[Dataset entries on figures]
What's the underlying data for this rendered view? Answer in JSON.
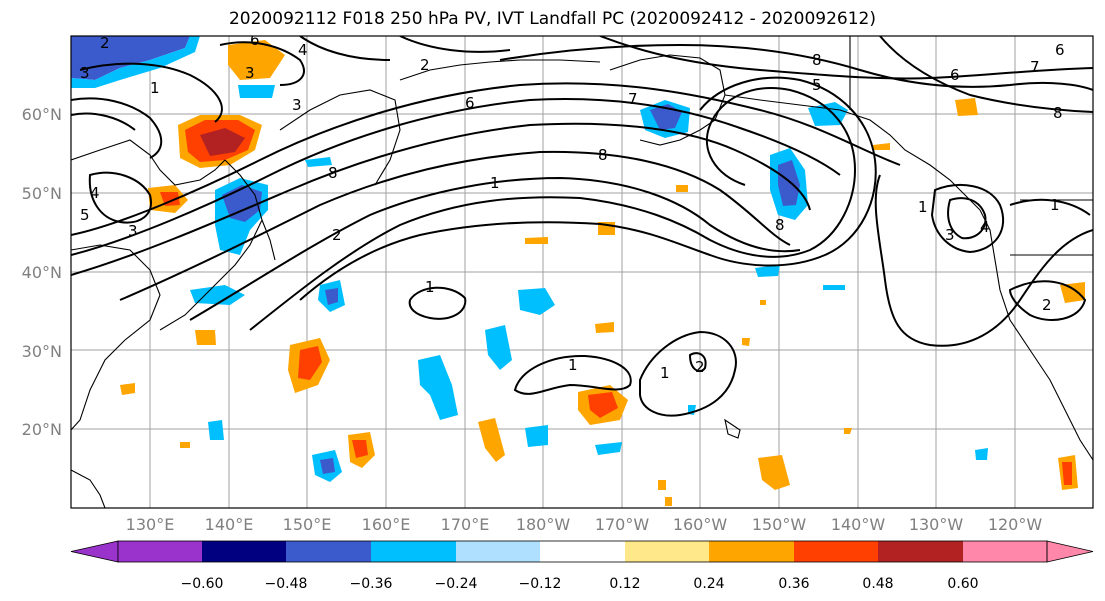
{
  "title": "2020092112 F018 250 hPa PV, IVT Landfall PC (2020092412 - 2020092612)",
  "lat_ticks": [
    "60°N",
    "50°N",
    "40°N",
    "30°N",
    "20°N"
  ],
  "lon_ticks": [
    "130°E",
    "140°E",
    "150°E",
    "160°E",
    "170°E",
    "180°W",
    "170°W",
    "160°W",
    "150°W",
    "140°W",
    "130°W",
    "120°W"
  ],
  "colorbar": {
    "tick_labels": [
      "−0.60",
      "−0.48",
      "−0.36",
      "−0.24",
      "−0.12",
      "0.12",
      "0.24",
      "0.36",
      "0.48",
      "0.60"
    ],
    "colors": [
      "#9933cc",
      "#000080",
      "#3b5bcc",
      "#00bfff",
      "#b0e0ff",
      "#ffffff",
      "#ffe88a",
      "#ffa500",
      "#ff4000",
      "#b22222",
      "#ff88aa"
    ]
  },
  "contour_labels": [
    "1",
    "2",
    "3",
    "4",
    "5",
    "6",
    "7",
    "8"
  ]
}
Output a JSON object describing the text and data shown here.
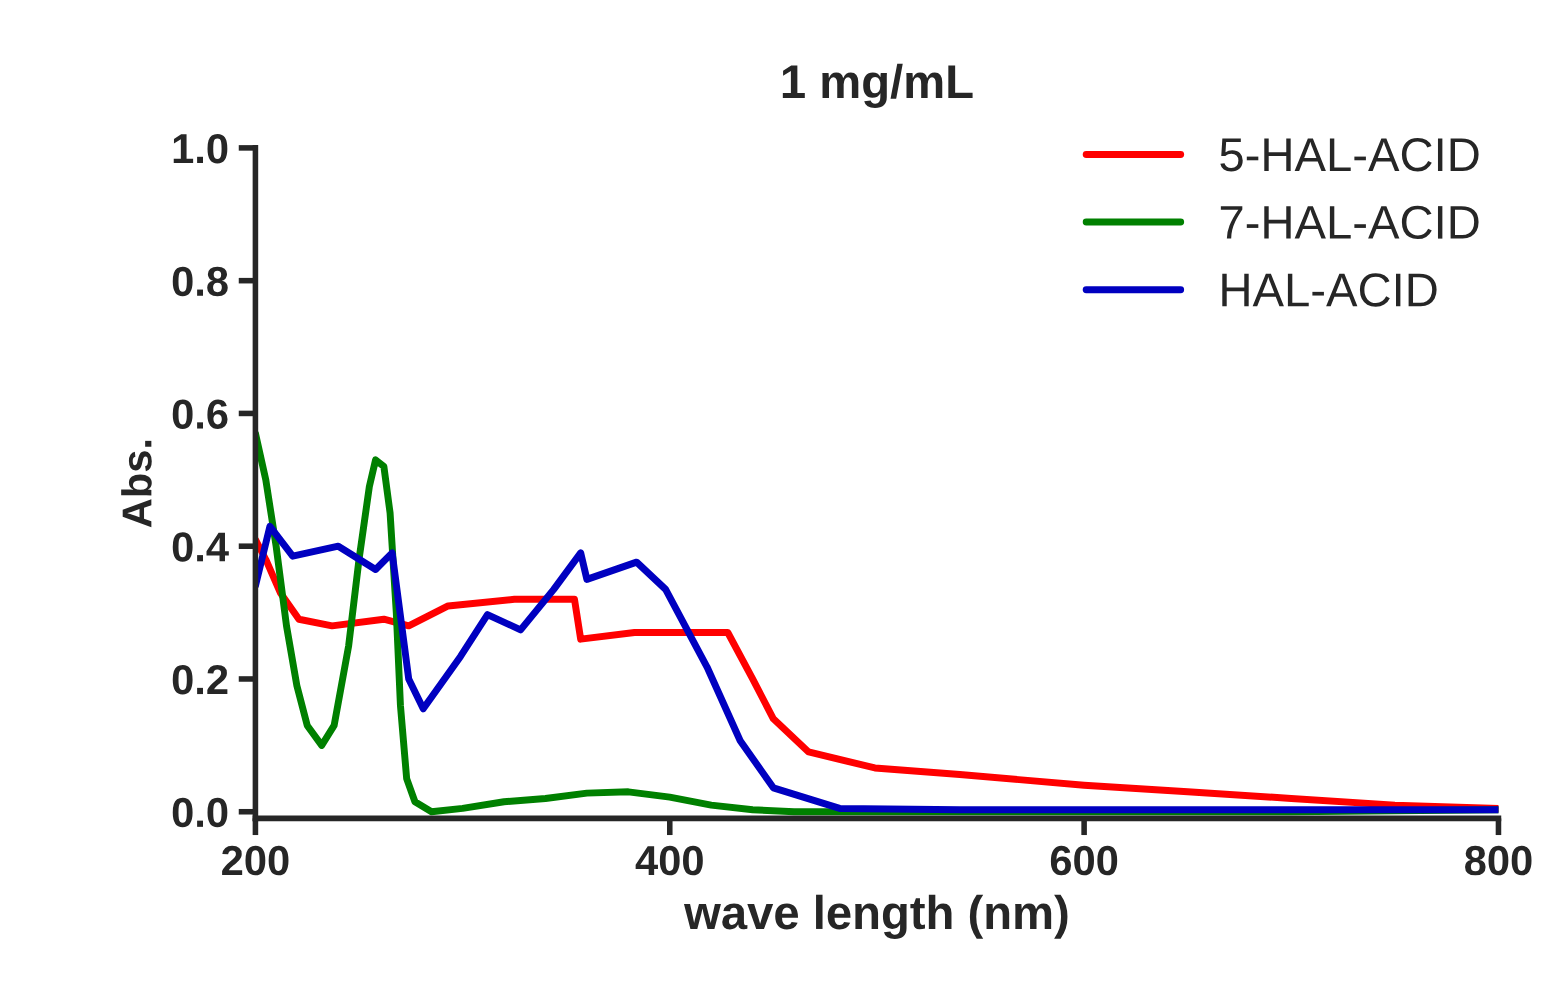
{
  "chart_data": {
    "type": "line",
    "title": "1 mg/mL",
    "xlabel": "wave length (nm)",
    "ylabel": "Abs.",
    "xlim": [
      200,
      800
    ],
    "xticks": [
      200,
      400,
      600,
      800
    ],
    "ylim": [
      -0.01,
      1.0
    ],
    "yticks": [
      {
        "value": 0,
        "label": "0.0"
      },
      0.2,
      0.4,
      0.6,
      0.8,
      {
        "value": 1,
        "label": "1.0"
      }
    ],
    "grid": false,
    "legend": "top right",
    "line_style": "solid",
    "series": [
      {
        "name": "5-HAL-ACID",
        "color": "#ff0000",
        "x": [
          200,
          205,
          212,
          221,
          237,
          262,
          274,
          293,
          325,
          354,
          357,
          383,
          421,
          428,
          440,
          450,
          467,
          499,
          540,
          600,
          650,
          700,
          750,
          800
        ],
        "values": [
          0.41,
          0.38,
          0.33,
          0.29,
          0.28,
          0.29,
          0.28,
          0.31,
          0.32,
          0.32,
          0.26,
          0.27,
          0.27,
          0.27,
          0.2,
          0.14,
          0.09,
          0.066,
          0.056,
          0.04,
          0.03,
          0.02,
          0.01,
          0.005
        ]
      },
      {
        "name": "7-HAL-ACID",
        "color": "#008000",
        "x": [
          200,
          205,
          210,
          215,
          220,
          225,
          232,
          238,
          245,
          250,
          255,
          258,
          262,
          265,
          268,
          270,
          273,
          277,
          285,
          300,
          320,
          340,
          360,
          380,
          400,
          420,
          440,
          460,
          500,
          600,
          700,
          800
        ],
        "values": [
          0.57,
          0.5,
          0.4,
          0.28,
          0.19,
          0.13,
          0.1,
          0.13,
          0.25,
          0.38,
          0.49,
          0.53,
          0.52,
          0.45,
          0.3,
          0.16,
          0.05,
          0.015,
          0.0,
          0.005,
          0.015,
          0.02,
          0.028,
          0.03,
          0.022,
          0.01,
          0.003,
          0.0,
          0.0,
          0.0,
          0.0,
          0.003
        ]
      },
      {
        "name": "HAL-ACID",
        "color": "#0000c0",
        "x": [
          200,
          207,
          218,
          240,
          258,
          266,
          274,
          281,
          299,
          312,
          328,
          344,
          357,
          360,
          384,
          398,
          418,
          434,
          450,
          482,
          540,
          600,
          700,
          800
        ],
        "values": [
          0.34,
          0.43,
          0.385,
          0.4,
          0.365,
          0.39,
          0.2,
          0.155,
          0.234,
          0.297,
          0.274,
          0.335,
          0.39,
          0.35,
          0.376,
          0.335,
          0.218,
          0.107,
          0.036,
          0.005,
          0.003,
          0.003,
          0.003,
          0.003
        ]
      }
    ]
  }
}
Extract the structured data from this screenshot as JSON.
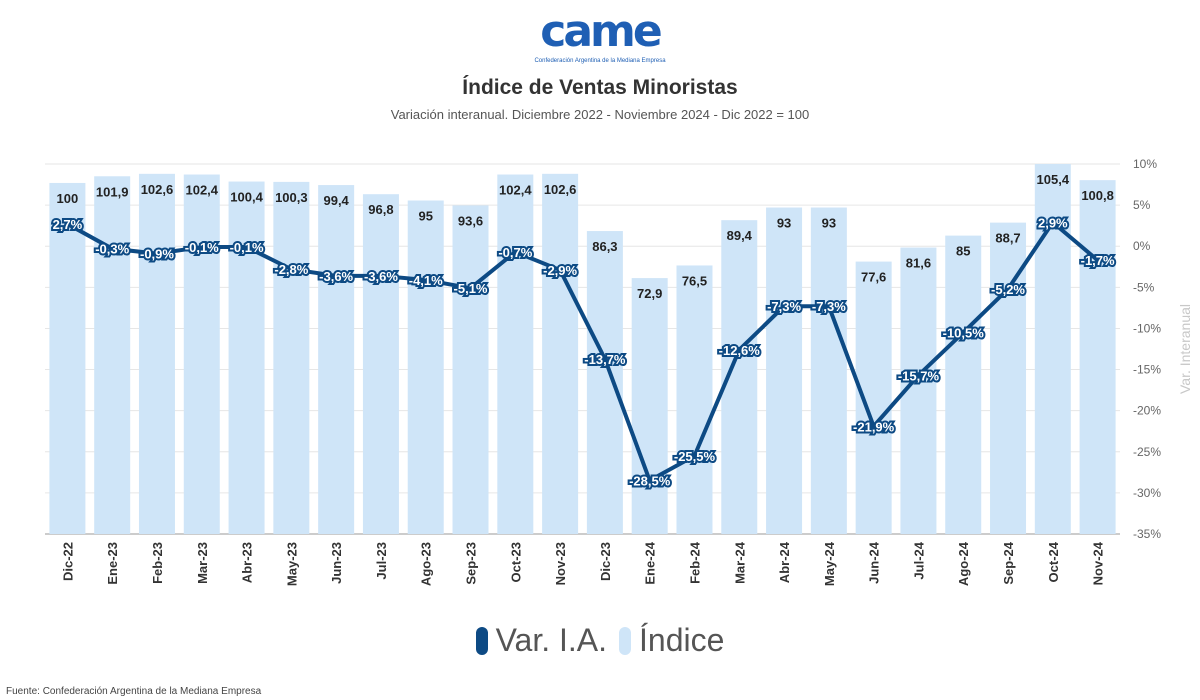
{
  "logo": {
    "word": "came",
    "tagline": "Confederación Argentina de la Mediana Empresa"
  },
  "colors": {
    "bar": "#cfe5f8",
    "line": "#0d4a84",
    "grid": "#e6e6e6"
  },
  "source": "Fuente: Confederación Argentina de la Mediana Empresa",
  "chart_data": {
    "type": "bar",
    "title": "Índice de Ventas Minoristas",
    "subtitle": "Variación interanual. Diciembre 2022 - Noviembre 2024 - Dic 2022 = 100",
    "categories": [
      "Dic-22",
      "Ene-23",
      "Feb-23",
      "Mar-23",
      "Abr-23",
      "May-23",
      "Jun-23",
      "Jul-23",
      "Ago-23",
      "Sep-23",
      "Oct-23",
      "Nov-23",
      "Dic-23",
      "Ene-24",
      "Feb-24",
      "Mar-24",
      "Abr-24",
      "May-24",
      "Jun-24",
      "Jul-24",
      "Ago-24",
      "Sep-24",
      "Oct-24",
      "Nov-24"
    ],
    "series": [
      {
        "name": "Índice",
        "type": "bar",
        "values": [
          100,
          101.9,
          102.6,
          102.4,
          100.4,
          100.3,
          99.4,
          96.8,
          95,
          93.6,
          102.4,
          102.6,
          86.3,
          72.9,
          76.5,
          89.4,
          93,
          93,
          77.6,
          81.6,
          85,
          88.7,
          105.4,
          100.8
        ],
        "labels": [
          "100",
          "101,9",
          "102,6",
          "102,4",
          "100,4",
          "100,3",
          "99,4",
          "96,8",
          "95",
          "93,6",
          "102,4",
          "102,6",
          "86,3",
          "72,9",
          "76,5",
          "89,4",
          "93",
          "93",
          "77,6",
          "81,6",
          "85",
          "88,7",
          "105,4",
          "100,8"
        ]
      },
      {
        "name": "Var. I.A.",
        "type": "line",
        "axis": "right",
        "values": [
          2.7,
          -0.3,
          -0.9,
          -0.1,
          -0.1,
          -2.8,
          -3.6,
          -3.6,
          -4.1,
          -5.1,
          -0.7,
          -2.9,
          -13.7,
          -28.5,
          -25.5,
          -12.6,
          -7.3,
          -7.3,
          -21.9,
          -15.7,
          -10.5,
          -5.2,
          2.9,
          -1.7
        ],
        "labels": [
          "2,7%",
          "-0,3%",
          "-0,9%",
          "-0,1%",
          "-0,1%",
          "-2,8%",
          "-3,6%",
          "-3,6%",
          "-4,1%",
          "-5,1%",
          "-0,7%",
          "-2,9%",
          "-13,7%",
          "-28,5%",
          "-25,5%",
          "-12,6%",
          "-7,3%",
          "-7,3%",
          "-21,9%",
          "-15,7%",
          "-10,5%",
          "-5,2%",
          "2,9%",
          "-1,7%"
        ]
      }
    ],
    "y_right": {
      "label": "Var. Interanual",
      "range": [
        -35,
        10
      ],
      "ticks": [
        10,
        5,
        0,
        -5,
        -10,
        -15,
        -20,
        -25,
        -30,
        -35
      ],
      "tick_labels": [
        "10%",
        "5%",
        "0%",
        "-5%",
        "-10%",
        "-15%",
        "-20%",
        "-25%",
        "-30%",
        "-35%"
      ]
    },
    "bar_scale_range": [
      0,
      105.4
    ],
    "grid": true,
    "legend_position": "bottom"
  }
}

● Directions for this task: Your task is to return the entries above exactly, with no pictures.

● Output for this exercise:
What's the underlying data for this rendered view? Answer in JSON.
{
  "title": "2020092112 F018 250 hPa PV, IVT Landfall PC (2020092412 - 2020092612)",
  "lat_ticks": [
    "60°N",
    "50°N",
    "40°N",
    "30°N",
    "20°N"
  ],
  "lon_ticks": [
    "130°E",
    "140°E",
    "150°E",
    "160°E",
    "170°E",
    "180°W",
    "170°W",
    "160°W",
    "150°W",
    "140°W",
    "130°W",
    "120°W"
  ],
  "colorbar": {
    "tick_labels": [
      "−0.60",
      "−0.48",
      "−0.36",
      "−0.24",
      "−0.12",
      "0.12",
      "0.24",
      "0.36",
      "0.48",
      "0.60"
    ],
    "colors": [
      "#9933cc",
      "#000080",
      "#3b5bcc",
      "#00bfff",
      "#b0e0ff",
      "#ffffff",
      "#ffe88a",
      "#ffa500",
      "#ff4000",
      "#b22222",
      "#ff88aa"
    ]
  },
  "contour_labels": [
    "1",
    "2",
    "3",
    "4",
    "5",
    "6",
    "7",
    "8"
  ]
}
Output a JSON object describing the text and data shown here.
{
  "chart_data": {
    "type": "line",
    "title": "1 mg/mL",
    "xlabel": "wave length (nm)",
    "ylabel": "Abs.",
    "xlim": [
      200,
      800
    ],
    "xticks": [
      200,
      400,
      600,
      800
    ],
    "ylim": [
      -0.01,
      1.0
    ],
    "yticks": [
      {
        "value": 0,
        "label": "0.0"
      },
      0.2,
      0.4,
      0.6,
      0.8,
      {
        "value": 1,
        "label": "1.0"
      }
    ],
    "grid": false,
    "legend": "top right",
    "line_style": "solid",
    "series": [
      {
        "name": "5-HAL-ACID",
        "color": "#ff0000",
        "x": [
          200,
          205,
          212,
          221,
          237,
          262,
          274,
          293,
          325,
          354,
          357,
          383,
          421,
          428,
          440,
          450,
          467,
          499,
          540,
          600,
          650,
          700,
          750,
          800
        ],
        "values": [
          0.41,
          0.38,
          0.33,
          0.29,
          0.28,
          0.29,
          0.28,
          0.31,
          0.32,
          0.32,
          0.26,
          0.27,
          0.27,
          0.27,
          0.2,
          0.14,
          0.09,
          0.066,
          0.056,
          0.04,
          0.03,
          0.02,
          0.01,
          0.005
        ]
      },
      {
        "name": "7-HAL-ACID",
        "color": "#008000",
        "x": [
          200,
          205,
          210,
          215,
          220,
          225,
          232,
          238,
          245,
          250,
          255,
          258,
          262,
          265,
          268,
          270,
          273,
          277,
          285,
          300,
          320,
          340,
          360,
          380,
          400,
          420,
          440,
          460,
          500,
          600,
          700,
          800
        ],
        "values": [
          0.57,
          0.5,
          0.4,
          0.28,
          0.19,
          0.13,
          0.1,
          0.13,
          0.25,
          0.38,
          0.49,
          0.53,
          0.52,
          0.45,
          0.3,
          0.16,
          0.05,
          0.015,
          0.0,
          0.005,
          0.015,
          0.02,
          0.028,
          0.03,
          0.022,
          0.01,
          0.003,
          0.0,
          0.0,
          0.0,
          0.0,
          0.003
        ]
      },
      {
        "name": "HAL-ACID",
        "color": "#0000c0",
        "x": [
          200,
          207,
          218,
          240,
          258,
          266,
          274,
          281,
          299,
          312,
          328,
          344,
          357,
          360,
          384,
          398,
          418,
          434,
          450,
          482,
          540,
          600,
          700,
          800
        ],
        "values": [
          0.34,
          0.43,
          0.385,
          0.4,
          0.365,
          0.39,
          0.2,
          0.155,
          0.234,
          0.297,
          0.274,
          0.335,
          0.39,
          0.35,
          0.376,
          0.335,
          0.218,
          0.107,
          0.036,
          0.005,
          0.003,
          0.003,
          0.003,
          0.003
        ]
      }
    ]
  }
}
Extract the structured data from this screenshot as JSON.
{
  "logo": {
    "word": "came",
    "tagline": "Confederación Argentina de la Mediana Empresa"
  },
  "colors": {
    "bar": "#cfe5f8",
    "line": "#0d4a84",
    "grid": "#e6e6e6"
  },
  "source": "Fuente: Confederación Argentina de la Mediana Empresa",
  "chart_data": {
    "type": "bar",
    "title": "Índice de Ventas Minoristas",
    "subtitle": "Variación interanual. Diciembre 2022 - Noviembre 2024 - Dic 2022 = 100",
    "categories": [
      "Dic-22",
      "Ene-23",
      "Feb-23",
      "Mar-23",
      "Abr-23",
      "May-23",
      "Jun-23",
      "Jul-23",
      "Ago-23",
      "Sep-23",
      "Oct-23",
      "Nov-23",
      "Dic-23",
      "Ene-24",
      "Feb-24",
      "Mar-24",
      "Abr-24",
      "May-24",
      "Jun-24",
      "Jul-24",
      "Ago-24",
      "Sep-24",
      "Oct-24",
      "Nov-24"
    ],
    "series": [
      {
        "name": "Índice",
        "type": "bar",
        "values": [
          100,
          101.9,
          102.6,
          102.4,
          100.4,
          100.3,
          99.4,
          96.8,
          95,
          93.6,
          102.4,
          102.6,
          86.3,
          72.9,
          76.5,
          89.4,
          93,
          93,
          77.6,
          81.6,
          85,
          88.7,
          105.4,
          100.8
        ],
        "labels": [
          "100",
          "101,9",
          "102,6",
          "102,4",
          "100,4",
          "100,3",
          "99,4",
          "96,8",
          "95",
          "93,6",
          "102,4",
          "102,6",
          "86,3",
          "72,9",
          "76,5",
          "89,4",
          "93",
          "93",
          "77,6",
          "81,6",
          "85",
          "88,7",
          "105,4",
          "100,8"
        ]
      },
      {
        "name": "Var. I.A.",
        "type": "line",
        "axis": "right",
        "values": [
          2.7,
          -0.3,
          -0.9,
          -0.1,
          -0.1,
          -2.8,
          -3.6,
          -3.6,
          -4.1,
          -5.1,
          -0.7,
          -2.9,
          -13.7,
          -28.5,
          -25.5,
          -12.6,
          -7.3,
          -7.3,
          -21.9,
          -15.7,
          -10.5,
          -5.2,
          2.9,
          -1.7
        ],
        "labels": [
          "2,7%",
          "-0,3%",
          "-0,9%",
          "-0,1%",
          "-0,1%",
          "-2,8%",
          "-3,6%",
          "-3,6%",
          "-4,1%",
          "-5,1%",
          "-0,7%",
          "-2,9%",
          "-13,7%",
          "-28,5%",
          "-25,5%",
          "-12,6%",
          "-7,3%",
          "-7,3%",
          "-21,9%",
          "-15,7%",
          "-10,5%",
          "-5,2%",
          "2,9%",
          "-1,7%"
        ]
      }
    ],
    "y_right": {
      "label": "Var. Interanual",
      "range": [
        -35,
        10
      ],
      "ticks": [
        10,
        5,
        0,
        -5,
        -10,
        -15,
        -20,
        -25,
        -30,
        -35
      ],
      "tick_labels": [
        "10%",
        "5%",
        "0%",
        "-5%",
        "-10%",
        "-15%",
        "-20%",
        "-25%",
        "-30%",
        "-35%"
      ]
    },
    "bar_scale_range": [
      0,
      105.4
    ],
    "grid": true,
    "legend_position": "bottom"
  }
}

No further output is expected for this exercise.